• [SOURCE TEXT]
On Sun, Mar 12, 2017 at 5:38 AM, Michael Hudson-Doyle <
michael.hud...@canonical.com> wrote:

> PS: I guess I should back port that Go fix to all supported Go releases?
>
> On 12 March 2017 at 21:37, Michael Hudson-Doyle <
> michael.hud...@canonical.com> wrote:
>
> > Before we get into this, what is the actual problem here? Just the ugly
> > messages?
> >
> > On 11 March 2017 at 02:58, Alfonso Sanchez-Beato  > canonical.com> wrote:
> >
> >> On Fri, Mar 10, 2017 at 10:22 AM, John Lenton <
> john.len...@canonical.com>
> >> wrote:
> >>
> >> > Hello!
> >> >
> >> > We're seeing a weird issue with either go, pthreads, or the kernel. If
> >> > you're knowledgeable about one or more of those things, could you take
> >> > a look? Thank you.
> >> >
> >> > The issue manifests as nasty warnings from the "snap run" command,
> >> > which is also the first step into a snapped app or service. It looks
> >> > like
> >> >
> >> > runtime/cgo: pthread_create failed: Resource temporarily unavailable
> >> >
> >> > a very stripped-down reproducer is http://pastebin.ubuntu.com/
> 24150663/
> >> >
> >> > build that, run it in a loop, and you'll see a bunch of those messages
> >> > (and some weirder ones, but let's take it one step at a time)
> >>
> >
> > Turns out this was fixed in Go 1.8: https://go-review.
> > googlesource.com/c/33894/
> >
> >
> >> > if you comment out the 'import "C"' line the message will change but
> >> > still happen, which makes me think that at least in part this is a Go
> >> > issue (or that we're holding it wrong).
> >>
> >
> > ... but only in the non-cgo case, you can (occasionally) still get
> > messages like:
> >
> > runtime: failed to create new OS thread (have 5 already; errno=11)
> > runtime: may need to increase max user processes (ulimit -u)
> > fatal error: newosproc
> >
> > if you comment out the import "C". I guess we should report that
> upstream.
> >
> >
> >> > Note that the exec does work; the warning seems to come from a
> >> > different thread than the one doing the Exec (the other clue that
> >> > points in this direction is that sometimes the message is truncated).

• [GOAL 1] In the mailing list thread about the Go pthread_create warnings, in which Go release was the problem in the cgo case fixed?
• [GOAL 2] Pick up the mailing list thread about the Go pthread_create warnings from the point where it stops, keeping its quoted-reply formatting.

• [SUPPLIED INFORMATION]
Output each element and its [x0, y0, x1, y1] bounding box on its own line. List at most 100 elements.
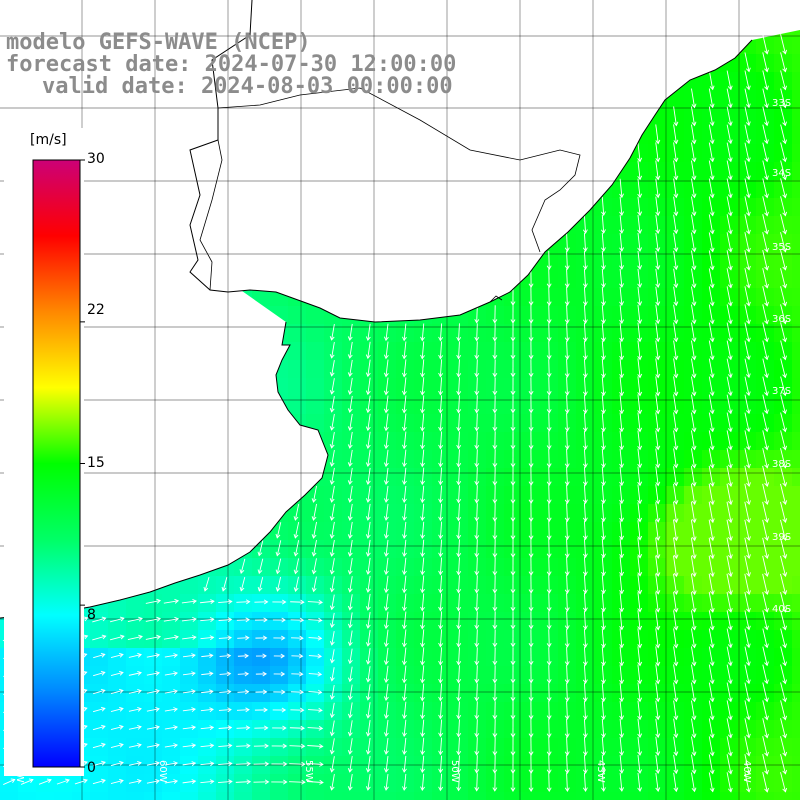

• [WRITTEN RESPONSE 1] Go 1.8

• [WRITTEN RESPONSE 2]
> >> > You can verify the fact that it does run by changing the /bin/true to
> >> > /bin/echo os.Args[1], but because this issue is obviously a race
> >> > somewhere, this change makes it less likely to happen (from ~10% down
> >> > to ~.5% of runs, in my machines).
> >> >
> >> > One thing that makes this harder to debug is that strace'ing the
> >> > process hangs (hard, kill -9 of strace to get out) before reproducing
> >> > the issue. This probably means we need to trace it at a lower level,
> >> > and I don't know enough about tracing a process group from inside the
> >> > kernel to be able to do that; what I can find about kernel-level
> >> > tracing is around syscalls or devices.
> >> >
> >> > Ideas?
> >> >
> >>
> >> I found this related thread:
> >>
> >> https://groups.google.com/forum/#!msg/golang-nuts/8gszDBRZh_
> >> 4/lhROTfN9TxIJ
> >>
> >> <<
> >> I believe this can happen on GNU/Linux if your program uses cgo and if
> >> thread A is in the Go runtime starting up a new thread B while thread
> >> C is execing a program.  The underlying cause is that while one thread
> >> is calling exec the Linux kernel will fail attempts by other threads
> >> to call clone by returning EAGAIN.  (Look for uses of the in_exec
> >> field in the kernel sources.)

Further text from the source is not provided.